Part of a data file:
>> begin

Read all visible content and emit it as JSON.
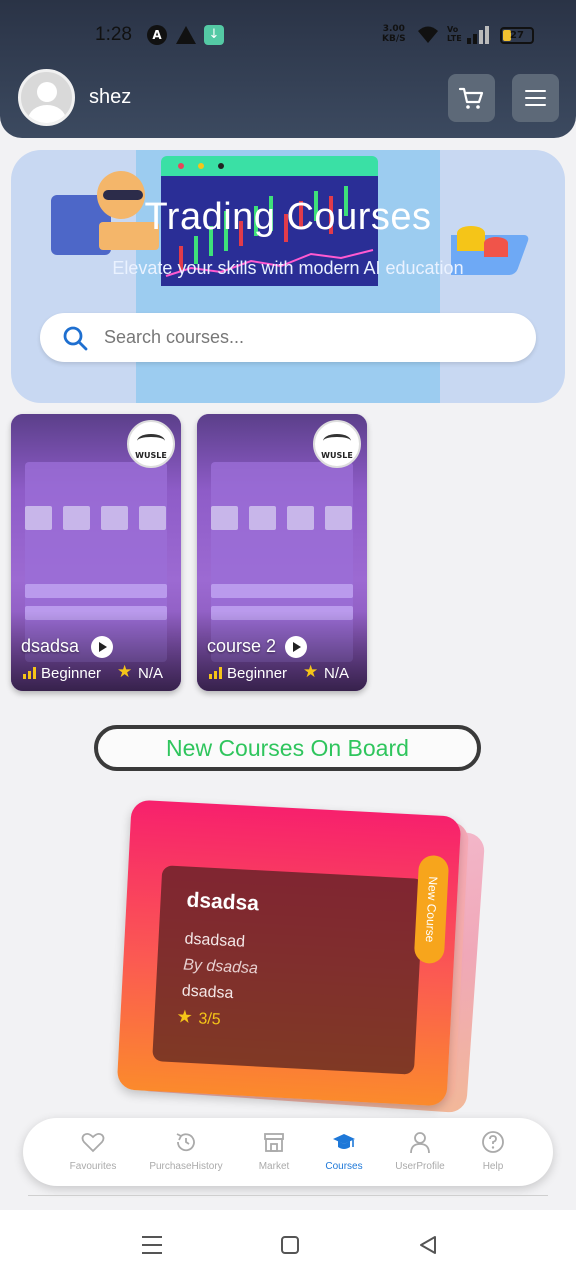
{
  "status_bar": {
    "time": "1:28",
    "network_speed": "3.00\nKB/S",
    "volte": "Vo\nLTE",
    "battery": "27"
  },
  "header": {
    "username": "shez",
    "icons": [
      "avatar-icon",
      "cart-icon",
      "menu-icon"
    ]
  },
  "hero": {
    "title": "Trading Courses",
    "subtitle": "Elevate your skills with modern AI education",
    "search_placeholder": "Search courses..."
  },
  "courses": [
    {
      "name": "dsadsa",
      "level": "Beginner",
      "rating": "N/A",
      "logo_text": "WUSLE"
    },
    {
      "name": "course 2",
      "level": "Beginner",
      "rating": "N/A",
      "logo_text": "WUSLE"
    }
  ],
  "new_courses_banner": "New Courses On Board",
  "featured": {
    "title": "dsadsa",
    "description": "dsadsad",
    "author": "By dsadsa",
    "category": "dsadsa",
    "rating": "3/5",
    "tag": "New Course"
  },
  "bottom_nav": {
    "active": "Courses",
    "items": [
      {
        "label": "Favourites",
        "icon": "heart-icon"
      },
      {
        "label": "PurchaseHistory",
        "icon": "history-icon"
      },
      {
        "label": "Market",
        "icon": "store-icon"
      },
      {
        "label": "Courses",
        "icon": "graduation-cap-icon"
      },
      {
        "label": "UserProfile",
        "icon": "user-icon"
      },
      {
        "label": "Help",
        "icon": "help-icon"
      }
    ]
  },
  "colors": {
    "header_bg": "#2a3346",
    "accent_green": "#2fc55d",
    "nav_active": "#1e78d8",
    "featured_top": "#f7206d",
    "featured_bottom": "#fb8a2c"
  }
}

>> end

▶ **Exercise aim**:
Repeat the records above exactly, omitting every picture.

▶ **Task result**:
Read all visible content and emit it as JSON.
{
  "status_bar": {
    "time": "1:28",
    "network_speed": "3.00\nKB/S",
    "volte": "Vo\nLTE",
    "battery": "27"
  },
  "header": {
    "username": "shez",
    "icons": [
      "avatar-icon",
      "cart-icon",
      "menu-icon"
    ]
  },
  "hero": {
    "title": "Trading Courses",
    "subtitle": "Elevate your skills with modern AI education",
    "search_placeholder": "Search courses..."
  },
  "courses": [
    {
      "name": "dsadsa",
      "level": "Beginner",
      "rating": "N/A",
      "logo_text": "WUSLE"
    },
    {
      "name": "course 2",
      "level": "Beginner",
      "rating": "N/A",
      "logo_text": "WUSLE"
    }
  ],
  "new_courses_banner": "New Courses On Board",
  "featured": {
    "title": "dsadsa",
    "description": "dsadsad",
    "author": "By dsadsa",
    "category": "dsadsa",
    "rating": "3/5",
    "tag": "New Course"
  },
  "bottom_nav": {
    "active": "Courses",
    "items": [
      {
        "label": "Favourites",
        "icon": "heart-icon"
      },
      {
        "label": "PurchaseHistory",
        "icon": "history-icon"
      },
      {
        "label": "Market",
        "icon": "store-icon"
      },
      {
        "label": "Courses",
        "icon": "graduation-cap-icon"
      },
      {
        "label": "UserProfile",
        "icon": "user-icon"
      },
      {
        "label": "Help",
        "icon": "help-icon"
      }
    ]
  },
  "colors": {
    "header_bg": "#2a3346",
    "accent_green": "#2fc55d",
    "nav_active": "#1e78d8",
    "featured_top": "#f7206d",
    "featured_bottom": "#fb8a2c"
  }
}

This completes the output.